RECORDS TO PROCESS:
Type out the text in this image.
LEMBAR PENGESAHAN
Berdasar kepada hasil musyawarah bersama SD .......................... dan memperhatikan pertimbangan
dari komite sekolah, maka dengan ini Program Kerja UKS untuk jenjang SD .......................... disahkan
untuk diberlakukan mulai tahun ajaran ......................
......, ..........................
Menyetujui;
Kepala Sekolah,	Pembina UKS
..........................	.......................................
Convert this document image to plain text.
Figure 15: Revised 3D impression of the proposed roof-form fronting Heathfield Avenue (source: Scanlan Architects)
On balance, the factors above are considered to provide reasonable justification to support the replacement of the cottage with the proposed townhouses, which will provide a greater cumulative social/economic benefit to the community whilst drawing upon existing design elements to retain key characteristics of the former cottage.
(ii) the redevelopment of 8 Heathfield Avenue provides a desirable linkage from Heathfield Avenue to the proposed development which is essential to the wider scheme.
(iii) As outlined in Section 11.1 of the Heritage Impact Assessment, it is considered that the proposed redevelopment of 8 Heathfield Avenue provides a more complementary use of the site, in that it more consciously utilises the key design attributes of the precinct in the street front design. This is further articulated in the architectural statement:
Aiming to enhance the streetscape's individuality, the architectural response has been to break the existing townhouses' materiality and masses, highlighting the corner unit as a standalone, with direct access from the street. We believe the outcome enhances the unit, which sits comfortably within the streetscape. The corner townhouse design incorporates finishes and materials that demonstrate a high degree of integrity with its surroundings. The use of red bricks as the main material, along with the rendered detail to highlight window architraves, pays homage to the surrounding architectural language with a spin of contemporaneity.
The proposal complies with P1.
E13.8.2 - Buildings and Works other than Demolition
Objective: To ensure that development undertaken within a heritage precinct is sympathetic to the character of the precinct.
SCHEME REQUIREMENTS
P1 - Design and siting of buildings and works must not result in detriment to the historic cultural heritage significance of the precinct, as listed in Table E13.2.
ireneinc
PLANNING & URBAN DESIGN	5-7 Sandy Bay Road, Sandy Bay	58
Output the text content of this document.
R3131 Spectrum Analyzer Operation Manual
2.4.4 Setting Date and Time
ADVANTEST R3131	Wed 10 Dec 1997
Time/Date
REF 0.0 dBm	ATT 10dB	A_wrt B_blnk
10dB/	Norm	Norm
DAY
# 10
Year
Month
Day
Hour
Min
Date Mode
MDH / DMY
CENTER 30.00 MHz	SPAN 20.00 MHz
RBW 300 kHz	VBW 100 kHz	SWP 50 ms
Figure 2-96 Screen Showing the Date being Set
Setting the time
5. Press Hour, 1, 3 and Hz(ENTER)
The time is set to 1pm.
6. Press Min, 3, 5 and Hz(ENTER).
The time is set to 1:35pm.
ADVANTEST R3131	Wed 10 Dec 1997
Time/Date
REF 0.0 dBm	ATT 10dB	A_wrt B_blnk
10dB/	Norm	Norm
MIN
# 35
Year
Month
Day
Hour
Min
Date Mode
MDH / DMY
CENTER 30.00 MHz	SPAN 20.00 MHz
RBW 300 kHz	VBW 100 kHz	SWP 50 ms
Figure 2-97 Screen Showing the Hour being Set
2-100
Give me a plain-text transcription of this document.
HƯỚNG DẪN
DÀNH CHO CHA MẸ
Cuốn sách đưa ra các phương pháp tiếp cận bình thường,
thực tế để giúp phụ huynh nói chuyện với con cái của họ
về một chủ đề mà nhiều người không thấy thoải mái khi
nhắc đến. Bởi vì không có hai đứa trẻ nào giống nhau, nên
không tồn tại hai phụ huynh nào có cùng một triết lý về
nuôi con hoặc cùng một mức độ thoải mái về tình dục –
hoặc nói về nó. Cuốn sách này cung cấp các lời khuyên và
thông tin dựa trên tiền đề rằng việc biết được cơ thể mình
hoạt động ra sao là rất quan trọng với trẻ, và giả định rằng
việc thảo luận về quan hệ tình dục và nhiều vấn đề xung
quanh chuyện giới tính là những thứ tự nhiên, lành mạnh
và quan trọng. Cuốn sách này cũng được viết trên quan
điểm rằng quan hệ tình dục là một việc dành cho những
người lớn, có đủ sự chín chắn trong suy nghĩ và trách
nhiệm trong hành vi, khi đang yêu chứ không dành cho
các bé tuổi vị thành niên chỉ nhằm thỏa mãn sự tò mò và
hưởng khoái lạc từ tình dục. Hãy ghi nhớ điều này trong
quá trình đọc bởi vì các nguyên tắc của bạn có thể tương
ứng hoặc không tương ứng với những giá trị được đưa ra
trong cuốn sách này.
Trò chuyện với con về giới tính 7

SHORT EXERCISE: Repeat exactly the lines from the one containing "Give me a plain-text" through the last line of the records above, both included, and nothing else.

OUTPUT FOR THIS TASK:
Give me a plain-text transcription of this document.
HƯỚNG DẪN
DÀNH CHO CHA MẸ
Cuốn sách đưa ra các phương pháp tiếp cận bình thường,
thực tế để giúp phụ huynh nói chuyện với con cái của họ
về một chủ đề mà nhiều người không thấy thoải mái khi
nhắc đến. Bởi vì không có hai đứa trẻ nào giống nhau, nên
không tồn tại hai phụ huynh nào có cùng một triết lý về
nuôi con hoặc cùng một mức độ thoải mái về tình dục –
hoặc nói về nó. Cuốn sách này cung cấp các lời khuyên và
thông tin dựa trên tiền đề rằng việc biết được cơ thể mình
hoạt động ra sao là rất quan trọng với trẻ, và giả định rằng
việc thảo luận về quan hệ tình dục và nhiều vấn đề xung
quanh chuyện giới tính là những thứ tự nhiên, lành mạnh
và quan trọng. Cuốn sách này cũng được viết trên quan
điểm rằng quan hệ tình dục là một việc dành cho những
người lớn, có đủ sự chín chắn trong suy nghĩ và trách
nhiệm trong hành vi, khi đang yêu chứ không dành cho
các bé tuổi vị thành niên chỉ nhằm thỏa mãn sự tò mò và
hưởng khoái lạc từ tình dục. Hãy ghi nhớ điều này trong
quá trình đọc bởi vì các nguyên tắc của bạn có thể tương
ứng hoặc không tương ứng với những giá trị được đưa ra
trong cuốn sách này.
Trò chuyện với con về giới tính 7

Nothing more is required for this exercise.